[Stored data entries]

— start —

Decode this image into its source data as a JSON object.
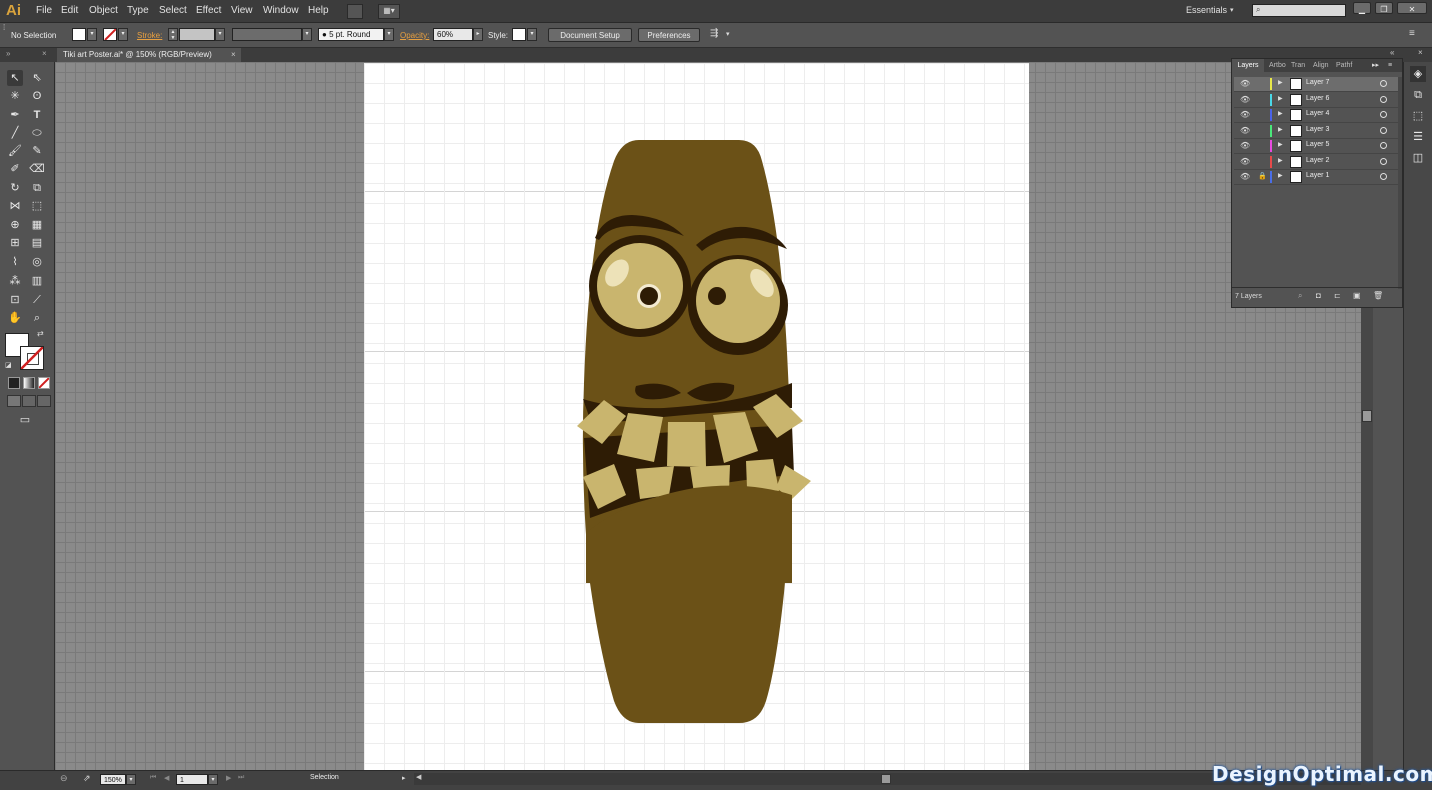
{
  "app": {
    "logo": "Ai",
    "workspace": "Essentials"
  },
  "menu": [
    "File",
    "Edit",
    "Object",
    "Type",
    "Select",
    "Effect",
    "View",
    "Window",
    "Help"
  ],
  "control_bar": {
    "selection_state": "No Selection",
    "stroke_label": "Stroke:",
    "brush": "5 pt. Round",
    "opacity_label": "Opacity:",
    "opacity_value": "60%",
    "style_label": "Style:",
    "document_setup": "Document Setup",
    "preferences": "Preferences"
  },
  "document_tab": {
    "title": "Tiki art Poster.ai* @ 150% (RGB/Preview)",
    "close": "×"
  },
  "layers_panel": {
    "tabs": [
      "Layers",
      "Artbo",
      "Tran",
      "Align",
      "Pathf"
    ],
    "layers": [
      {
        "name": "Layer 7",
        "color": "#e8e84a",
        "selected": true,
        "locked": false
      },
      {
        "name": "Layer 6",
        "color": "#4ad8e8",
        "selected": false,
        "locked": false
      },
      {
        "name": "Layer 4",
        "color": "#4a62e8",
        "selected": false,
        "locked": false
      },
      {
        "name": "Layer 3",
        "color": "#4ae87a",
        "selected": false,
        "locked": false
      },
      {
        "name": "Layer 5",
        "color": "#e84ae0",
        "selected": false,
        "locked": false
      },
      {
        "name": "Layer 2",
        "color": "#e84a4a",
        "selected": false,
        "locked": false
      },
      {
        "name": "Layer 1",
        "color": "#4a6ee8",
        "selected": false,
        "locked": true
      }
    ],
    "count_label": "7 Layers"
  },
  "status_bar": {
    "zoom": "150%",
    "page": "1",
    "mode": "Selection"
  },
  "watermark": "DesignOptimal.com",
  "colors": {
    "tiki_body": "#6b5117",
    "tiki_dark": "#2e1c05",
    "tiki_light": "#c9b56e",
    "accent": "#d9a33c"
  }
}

— end —

**What the exercise asks**
Write out all the records again, exactly, minus any pictures.

**Written response**
Decode this image into its source data as a JSON object.
{
  "app": {
    "logo": "Ai",
    "workspace": "Essentials"
  },
  "menu": [
    "File",
    "Edit",
    "Object",
    "Type",
    "Select",
    "Effect",
    "View",
    "Window",
    "Help"
  ],
  "control_bar": {
    "selection_state": "No Selection",
    "stroke_label": "Stroke:",
    "brush": "5 pt. Round",
    "opacity_label": "Opacity:",
    "opacity_value": "60%",
    "style_label": "Style:",
    "document_setup": "Document Setup",
    "preferences": "Preferences"
  },
  "document_tab": {
    "title": "Tiki art Poster.ai* @ 150% (RGB/Preview)",
    "close": "×"
  },
  "layers_panel": {
    "tabs": [
      "Layers",
      "Artbo",
      "Tran",
      "Align",
      "Pathf"
    ],
    "layers": [
      {
        "name": "Layer 7",
        "color": "#e8e84a",
        "selected": true,
        "locked": false
      },
      {
        "name": "Layer 6",
        "color": "#4ad8e8",
        "selected": false,
        "locked": false
      },
      {
        "name": "Layer 4",
        "color": "#4a62e8",
        "selected": false,
        "locked": false
      },
      {
        "name": "Layer 3",
        "color": "#4ae87a",
        "selected": false,
        "locked": false
      },
      {
        "name": "Layer 5",
        "color": "#e84ae0",
        "selected": false,
        "locked": false
      },
      {
        "name": "Layer 2",
        "color": "#e84a4a",
        "selected": false,
        "locked": false
      },
      {
        "name": "Layer 1",
        "color": "#4a6ee8",
        "selected": false,
        "locked": true
      }
    ],
    "count_label": "7 Layers"
  },
  "status_bar": {
    "zoom": "150%",
    "page": "1",
    "mode": "Selection"
  },
  "watermark": "DesignOptimal.com",
  "colors": {
    "tiki_body": "#6b5117",
    "tiki_dark": "#2e1c05",
    "tiki_light": "#c9b56e",
    "accent": "#d9a33c"
  }
}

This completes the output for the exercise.